◆ **Selected extract**:
+ + + + + + +

Random scrawls on the wall (with a can of spray paint) about an American classic:

 

  • Ron Howard made the best decision ever by an actor when he moved from in front of the camera to the back.  Howard was, frankly, a dreadful actor.  Young Ronnie Howard got by on TV’s The Andy Griffith Show because he was such a cute little kid.  Older Ron got by, again, on Happy Days because Richie Cunningham was a stiff, awkward young character played by a stiff, awkward young actor.  American Graffiti, in many ways a delightful showcase for actors, grinds to a screeching halt every time Howard’s character, Steve, is the focus.  Worst scene:  Near the end of the film, Steve glances at his wristwatch and says to Curt (Richard Dreyfuss), “Where are you going?  It’s awfully early in the morning.”  If that reads bad, wait until you hear Howard say it.

+ + + + + + +

◆ **Supplied data**:
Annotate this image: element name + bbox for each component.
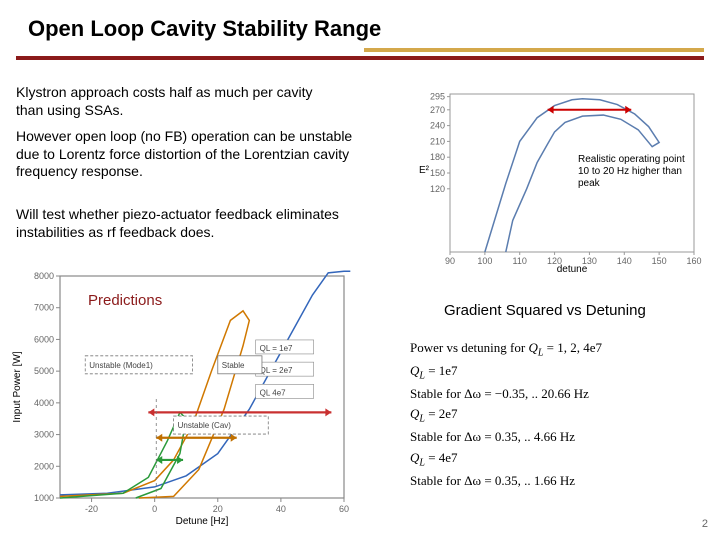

+ + + + + + +

◆ **Stated task**: Copy, word for word, the passage of the American Graffiti commentary starting at "Random scrawls on" and ending at "Howard say it.".

◆ **Final result**:
Random scrawls on the wall (with a can of spray paint) about an American classic:

 

  • Ron Howard made the best decision ever by an actor when he moved from in front of the camera to the back.  Howard was, frankly, a dreadful actor.  Young Ronnie Howard got by on TV’s The Andy Griffith Show because he was such a cute little kid.  Older Ron got by, again, on Happy Days because Richie Cunningham was a stiff, awkward young character played by a stiff, awkward young actor.  American Graffiti, in many ways a delightful showcase for actors, grinds to a screeching halt every time Howard’s character, Steve, is the focus.  Worst scene:  Near the end of the film, Steve glances at his wristwatch and says to Curt (Richard Dreyfuss), “Where are you going?  It’s awfully early in the morning.”  If that reads bad, wait until you hear Howard say it.